Selected excerpt ->
After searching for some time for an appropriate answer, I could not find any that would solve my problem. (Typical topics with "Deleting columns with all "NA" values" or only focused on rows)
I have a large dataset of 384 rows and 214 variables and I would like to replicate the same matrix while removing any columns that contain the value "NA" in any of its rows. (No rows have to be deleted)
I have tried multiple codes but I get only a vector of "TRUE" and "FALSE".
Any help would be appreciated as I'm new to R, there is maybe a package that can be useful that I'm not aware of yet.
Here is an example of removing columns with the string "NA". If you need to remove columns with NA values, use is.na() instead of str_detect().
DF <- data.frame(A = c("A","A","A"),
B = c("B","NA","B"),
C = c("NA","C","NA"),
D = c("D","D","D"))
library(purrr)
library(stringr)
COL_keep <- map_lgl(DF, ~ !any(str_detect(.x, "NA")))
DFnew <- DF[, COL_keep]
DFnew
#> A D
#> 1 A D
#> 2 A D
#> 3 A D
The value NA, which is what is in your data, is different than the string "NA" that you mentioned in your first post. As I said in my first post:
Try
COL_keep <- map_lgl(DF, ~ !any(is.na(.x)))
Here is an example of that using the toy data modified to have NA values rather than "NA".
DF <- data.frame(A = c("A","A","A"),
B = c("B",NA,"B"),
C = c(NA,"C",NA),
D = c("D","D","D"))
library(purrr)
library(stringr)
COL_keep <- map_lgl(DF, ~ !any(is.na(.x)))
DFnew <- DF[, COL_keep]
DFnew
A D
1 A D
2 A D
3 A D

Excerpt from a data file
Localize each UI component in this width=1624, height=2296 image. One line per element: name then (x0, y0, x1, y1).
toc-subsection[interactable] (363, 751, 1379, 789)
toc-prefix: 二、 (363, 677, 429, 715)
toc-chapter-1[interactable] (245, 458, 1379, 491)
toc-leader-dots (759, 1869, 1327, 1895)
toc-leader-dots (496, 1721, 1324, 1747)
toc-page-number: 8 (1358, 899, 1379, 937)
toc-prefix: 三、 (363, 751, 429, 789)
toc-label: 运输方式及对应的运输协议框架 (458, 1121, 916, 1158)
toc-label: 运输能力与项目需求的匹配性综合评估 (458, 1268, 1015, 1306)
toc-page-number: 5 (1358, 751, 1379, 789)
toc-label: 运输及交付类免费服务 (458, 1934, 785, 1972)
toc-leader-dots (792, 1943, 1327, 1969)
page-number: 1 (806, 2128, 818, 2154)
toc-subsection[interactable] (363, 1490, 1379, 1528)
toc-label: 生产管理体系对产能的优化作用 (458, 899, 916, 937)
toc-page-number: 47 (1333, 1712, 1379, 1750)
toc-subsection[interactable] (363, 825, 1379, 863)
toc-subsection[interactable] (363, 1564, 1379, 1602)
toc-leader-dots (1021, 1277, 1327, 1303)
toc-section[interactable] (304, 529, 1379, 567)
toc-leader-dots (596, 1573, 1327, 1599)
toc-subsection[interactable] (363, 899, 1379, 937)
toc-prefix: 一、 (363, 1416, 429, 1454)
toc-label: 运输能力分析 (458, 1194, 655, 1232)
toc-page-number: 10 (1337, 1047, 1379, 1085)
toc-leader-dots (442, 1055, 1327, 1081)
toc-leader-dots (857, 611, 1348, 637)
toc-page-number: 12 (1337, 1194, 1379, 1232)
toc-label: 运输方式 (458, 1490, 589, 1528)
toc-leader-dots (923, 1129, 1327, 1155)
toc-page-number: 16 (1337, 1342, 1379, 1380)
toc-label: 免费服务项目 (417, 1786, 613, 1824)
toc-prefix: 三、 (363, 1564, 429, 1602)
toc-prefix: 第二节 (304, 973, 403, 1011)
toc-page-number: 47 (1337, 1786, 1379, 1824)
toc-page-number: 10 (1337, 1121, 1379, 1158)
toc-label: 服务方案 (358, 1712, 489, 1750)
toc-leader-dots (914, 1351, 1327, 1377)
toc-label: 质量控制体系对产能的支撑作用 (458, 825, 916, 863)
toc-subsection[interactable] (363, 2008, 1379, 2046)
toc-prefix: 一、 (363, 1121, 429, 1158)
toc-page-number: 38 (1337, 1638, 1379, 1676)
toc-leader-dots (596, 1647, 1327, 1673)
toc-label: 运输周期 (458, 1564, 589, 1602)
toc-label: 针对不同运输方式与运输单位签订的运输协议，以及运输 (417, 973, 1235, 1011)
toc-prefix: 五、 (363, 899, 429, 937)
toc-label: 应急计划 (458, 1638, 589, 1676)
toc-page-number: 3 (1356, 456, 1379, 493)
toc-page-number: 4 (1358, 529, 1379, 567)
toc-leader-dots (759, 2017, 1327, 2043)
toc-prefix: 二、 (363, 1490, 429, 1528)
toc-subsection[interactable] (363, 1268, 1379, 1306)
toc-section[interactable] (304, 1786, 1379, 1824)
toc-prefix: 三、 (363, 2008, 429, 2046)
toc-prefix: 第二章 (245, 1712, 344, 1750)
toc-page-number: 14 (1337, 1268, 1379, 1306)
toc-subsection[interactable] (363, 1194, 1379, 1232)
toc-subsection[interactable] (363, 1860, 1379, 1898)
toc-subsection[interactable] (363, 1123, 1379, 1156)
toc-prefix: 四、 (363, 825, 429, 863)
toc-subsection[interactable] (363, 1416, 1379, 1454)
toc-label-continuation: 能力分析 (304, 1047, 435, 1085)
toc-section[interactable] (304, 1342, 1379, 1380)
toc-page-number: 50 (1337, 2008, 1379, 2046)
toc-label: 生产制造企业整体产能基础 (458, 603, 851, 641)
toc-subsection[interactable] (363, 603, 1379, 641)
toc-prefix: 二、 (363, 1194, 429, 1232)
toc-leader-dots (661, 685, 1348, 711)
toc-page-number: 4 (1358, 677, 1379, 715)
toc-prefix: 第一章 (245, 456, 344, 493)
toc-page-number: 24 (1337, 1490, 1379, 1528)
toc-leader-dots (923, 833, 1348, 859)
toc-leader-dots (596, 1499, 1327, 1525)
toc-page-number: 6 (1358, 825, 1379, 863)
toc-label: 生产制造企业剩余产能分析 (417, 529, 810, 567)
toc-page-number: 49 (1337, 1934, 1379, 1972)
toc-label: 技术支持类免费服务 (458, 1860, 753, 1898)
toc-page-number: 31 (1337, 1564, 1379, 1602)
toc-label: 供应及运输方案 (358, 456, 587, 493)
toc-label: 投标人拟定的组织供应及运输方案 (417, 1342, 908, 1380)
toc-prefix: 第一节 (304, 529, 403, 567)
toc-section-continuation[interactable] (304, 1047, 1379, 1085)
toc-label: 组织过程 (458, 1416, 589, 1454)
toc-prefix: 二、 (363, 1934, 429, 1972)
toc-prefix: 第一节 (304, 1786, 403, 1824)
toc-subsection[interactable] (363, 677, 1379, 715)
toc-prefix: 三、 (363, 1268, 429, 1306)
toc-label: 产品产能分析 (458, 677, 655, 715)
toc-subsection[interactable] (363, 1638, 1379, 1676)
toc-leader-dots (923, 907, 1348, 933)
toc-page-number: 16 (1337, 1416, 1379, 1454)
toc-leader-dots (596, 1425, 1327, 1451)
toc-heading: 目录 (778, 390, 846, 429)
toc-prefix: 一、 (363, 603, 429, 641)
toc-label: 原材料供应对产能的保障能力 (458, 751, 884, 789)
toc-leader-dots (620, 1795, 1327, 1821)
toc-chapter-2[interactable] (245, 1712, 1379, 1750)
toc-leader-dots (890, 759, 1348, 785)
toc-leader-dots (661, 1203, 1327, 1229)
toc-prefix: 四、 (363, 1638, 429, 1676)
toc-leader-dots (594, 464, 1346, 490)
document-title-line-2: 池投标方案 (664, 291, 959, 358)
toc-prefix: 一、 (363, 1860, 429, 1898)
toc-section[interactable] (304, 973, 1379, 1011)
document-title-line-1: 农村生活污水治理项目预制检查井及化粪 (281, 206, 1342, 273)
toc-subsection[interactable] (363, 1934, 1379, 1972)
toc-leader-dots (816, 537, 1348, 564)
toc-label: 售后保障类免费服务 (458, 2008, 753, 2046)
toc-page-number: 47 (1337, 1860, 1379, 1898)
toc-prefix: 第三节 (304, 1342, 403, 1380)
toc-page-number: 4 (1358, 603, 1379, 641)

List of tasks ->
(A) In the R forum thread, copy the passage starting at "I have a large" and ending at "aware of yet.", substituting "data frame" for "matrix".
(B) Turn the R forum thread paragraph that opens "I have a large dataset" into a short bulleted list that keeps its main facts.
Work only from the R forum thread.

Exercise responses ->
(A)
I have a large dataset of 384 rows and 214 variables and I would like to replicate the same data frame while removing any columns that contain the value "NA" in any of its rows. (No rows have to be deleted)
I have tried multiple codes but I get only a vector of "TRUE" and "FALSE".
Any help would be appreciated as I'm new to R, there is maybe a package that can be useful that I'm not aware of yet.

(B)
- The dataset has 384 rows and 214 variables.
- The goal is to replicate the same matrix with any column removed if it contains the value "NA" in any of its rows.
- No rows are to be deleted.